#### Extracted entries

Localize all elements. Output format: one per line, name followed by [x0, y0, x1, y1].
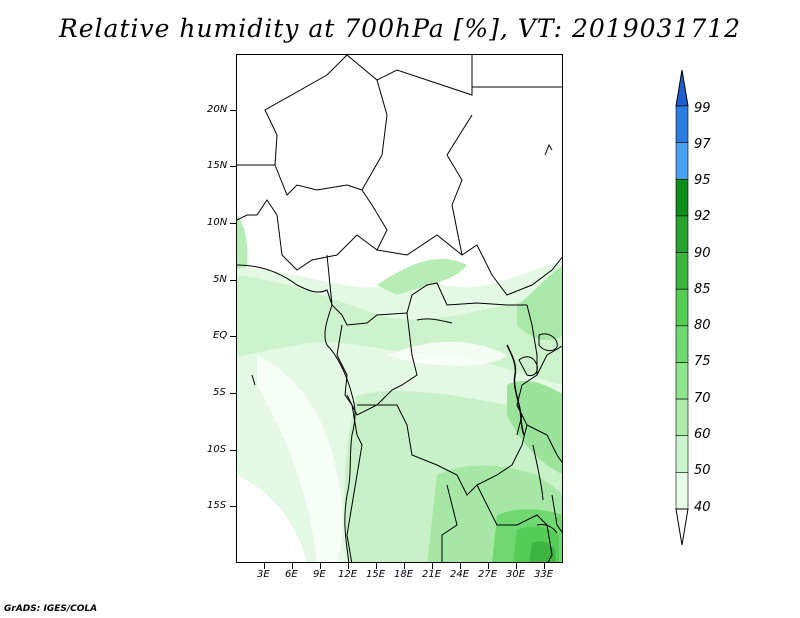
x-tick — [320, 563, 321, 569]
x-label-9e: 9E — [313, 569, 326, 580]
country-borders — [237, 55, 562, 562]
y-label-20n: 20N — [207, 104, 228, 115]
colorbar-box — [675, 105, 689, 143]
x-tick — [544, 563, 545, 569]
humidity-shading — [237, 215, 562, 562]
y-label-15s: 15S — [207, 500, 227, 511]
x-tick — [432, 563, 433, 569]
coastline — [237, 143, 558, 562]
colorbar-box — [675, 288, 689, 327]
x-label-27e: 27E — [478, 569, 498, 580]
y-label-eq: EQ — [213, 330, 228, 341]
x-tick — [460, 563, 461, 569]
colorbar-box — [675, 398, 689, 437]
colorbar-upper-arrow — [675, 70, 689, 107]
colorbar-label-85: 85 — [694, 282, 711, 297]
colorbar-label-95: 95 — [694, 173, 711, 188]
y-tick — [230, 166, 236, 167]
y-label-5n: 5N — [213, 274, 227, 285]
y-tick — [230, 110, 236, 111]
colorbar-label-40: 40 — [694, 500, 711, 515]
grads-credit: GrADS: IGES/COLA — [4, 604, 98, 614]
colorbar-box — [675, 215, 689, 253]
colorbar-boxes — [675, 70, 689, 546]
colorbar-label-97: 97 — [694, 137, 711, 152]
x-label-3e: 3E — [257, 569, 270, 580]
y-tick — [230, 336, 236, 337]
colorbar-box — [675, 252, 689, 290]
y-label-10s: 10S — [207, 444, 227, 455]
colorbar-lower-arrow — [675, 508, 689, 546]
x-label-6e: 6E — [285, 569, 298, 580]
colorbar-box — [675, 142, 689, 180]
colorbar-label-75: 75 — [694, 354, 711, 369]
colorbar-label-99: 99 — [694, 101, 711, 116]
colorbar-box — [675, 472, 689, 510]
colorbar-box — [675, 362, 689, 400]
x-label-18e: 18E — [394, 569, 414, 580]
y-tick — [230, 280, 236, 281]
map-title: Relative humidity at 700hPa [%], VT: 201… — [58, 14, 742, 43]
x-tick — [488, 563, 489, 569]
x-label-30e: 30E — [506, 569, 526, 580]
colorbar — [675, 70, 689, 546]
y-tick — [230, 506, 236, 507]
colorbar-label-50: 50 — [694, 463, 711, 478]
colorbar-box — [675, 178, 689, 217]
y-label-10n: 10N — [207, 217, 228, 228]
x-label-15e: 15E — [366, 569, 386, 580]
colorbar-label-90: 90 — [694, 246, 711, 261]
x-tick — [348, 563, 349, 569]
humidity-field — [237, 55, 562, 562]
x-tick — [404, 563, 405, 569]
y-tick — [230, 223, 236, 224]
x-label-24e: 24E — [450, 569, 470, 580]
colorbar-label-80: 80 — [694, 318, 711, 333]
x-tick — [376, 563, 377, 569]
colorbar-box — [675, 325, 689, 363]
x-label-33e: 33E — [534, 569, 554, 580]
x-label-12e: 12E — [338, 569, 358, 580]
colorbar-label-60: 60 — [694, 427, 711, 442]
x-label-21e: 21E — [422, 569, 442, 580]
map-plot-area — [236, 54, 563, 563]
y-label-5s: 5S — [213, 387, 226, 398]
colorbar-box — [675, 435, 689, 473]
x-tick — [516, 563, 517, 569]
y-label-15n: 15N — [207, 160, 228, 171]
x-tick — [292, 563, 293, 569]
colorbar-label-70: 70 — [694, 391, 711, 406]
colorbar-label-92: 92 — [694, 209, 711, 224]
x-tick — [264, 563, 265, 569]
y-tick — [230, 393, 236, 394]
y-tick — [230, 450, 236, 451]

########

▶ **Exercise details**:
Render every line above as a numbered list, omitting any blank lines. Leave the picture out of the answer.

▶ **Solved exercise**:
1. Localize all elements. Output format: one per line, name followed by [x0, y0, x1, y1].
2. x-tick — [320, 563, 321, 569]
3. x-label-9e: 9E — [313, 569, 326, 580]
4. country-borders — [237, 55, 562, 562]
5. y-label-20n: 20N — [207, 104, 228, 115]
6. colorbar-box — [675, 105, 689, 143]
7. x-tick — [544, 563, 545, 569]
8. humidity-shading — [237, 215, 562, 562]
9. y-label-15s: 15S — [207, 500, 227, 511]
10. x-tick — [432, 563, 433, 569]
11. coastline — [237, 143, 558, 562]
12. colorbar-box — [675, 288, 689, 327]
13. x-label-27e: 27E — [478, 569, 498, 580]
14. y-label-eq: EQ — [213, 330, 228, 341]
15. x-tick — [460, 563, 461, 569]
16. colorbar-box — [675, 398, 689, 437]
17. colorbar-upper-arrow — [675, 70, 689, 107]
18. colorbar-label-85: 85 — [694, 282, 711, 297]
19. colorbar-label-95: 95 — [694, 173, 711, 188]
20. y-tick — [230, 166, 236, 167]
21. y-label-5n: 5N — [213, 274, 227, 285]
22. y-tick — [230, 110, 236, 111]
23. colorbar-label-40: 40 — [694, 500, 711, 515]
24. grads-credit: GrADS: IGES/COLA — [4, 604, 98, 614]
25. colorbar-box — [675, 215, 689, 253]
26. colorbar-boxes — [675, 70, 689, 546]
27. colorbar-label-97: 97 — [694, 137, 711, 152]
28. x-label-3e: 3E — [257, 569, 270, 580]
29. y-tick — [230, 336, 236, 337]
30. colorbar-box — [675, 252, 689, 290]
31. y-label-10s: 10S — [207, 444, 227, 455]
32. colorbar-lower-arrow — [675, 508, 689, 546]
33. x-label-6e: 6E — [285, 569, 298, 580]
34. colorbar-box — [675, 142, 689, 180]
35. colorbar-label-75: 75 — [694, 354, 711, 369]
36. colorbar-label-99: 99 — [694, 101, 711, 116]
37. colorbar-box — [675, 472, 689, 510]
38. colorbar-box — [675, 362, 689, 400]
39. x-label-18e: 18E — [394, 569, 414, 580]
40. y-tick — [230, 280, 236, 281]
41. map-title: Relative humidity at 700hPa [%], VT: 201… — [58, 14, 742, 43]
42. x-tick — [488, 563, 489, 569]
43. x-label-30e: 30E — [506, 569, 526, 580]
44. colorbar — [675, 70, 689, 546]
45. y-tick — [230, 506, 236, 507]
46. colorbar-label-50: 50 — [694, 463, 711, 478]
47. colorbar-box — [675, 178, 689, 217]
48. y-label-10n: 10N — [207, 217, 228, 228]
49. x-label-15e: 15E — [366, 569, 386, 580]
50. colorbar-label-90: 90 — [694, 246, 711, 261]
51. x-tick — [348, 563, 349, 569]
52. humidity-field — [237, 55, 562, 562]
53. x-tick — [404, 563, 405, 569]
54. y-tick — [230, 223, 236, 224]
55. x-label-24e: 24E — [450, 569, 470, 580]
56. colorbar-label-80: 80 — [694, 318, 711, 333]
57. x-tick — [376, 563, 377, 569]
58. colorbar-box — [675, 325, 689, 363]
59. x-label-33e: 33E — [534, 569, 554, 580]
60. x-label-12e: 12E — [338, 569, 358, 580]
61. colorbar-label-60: 60 — [694, 427, 711, 442]
62. x-label-21e: 21E — [422, 569, 442, 580]
63. map-plot-area — [236, 54, 563, 563]
64. y-label-5s: 5S — [213, 387, 226, 398]
65. colorbar-box — [675, 435, 689, 473]
66. x-tick — [516, 563, 517, 569]
67. y-label-15n: 15N — [207, 160, 228, 171]
68. x-tick — [292, 563, 293, 569]
69. colorbar-label-70: 70 — [694, 391, 711, 406]
70. colorbar-label-92: 92 — [694, 209, 711, 224]
71. x-tick — [264, 563, 265, 569]
72. y-tick — [230, 393, 236, 394]
73. y-tick — [230, 450, 236, 451]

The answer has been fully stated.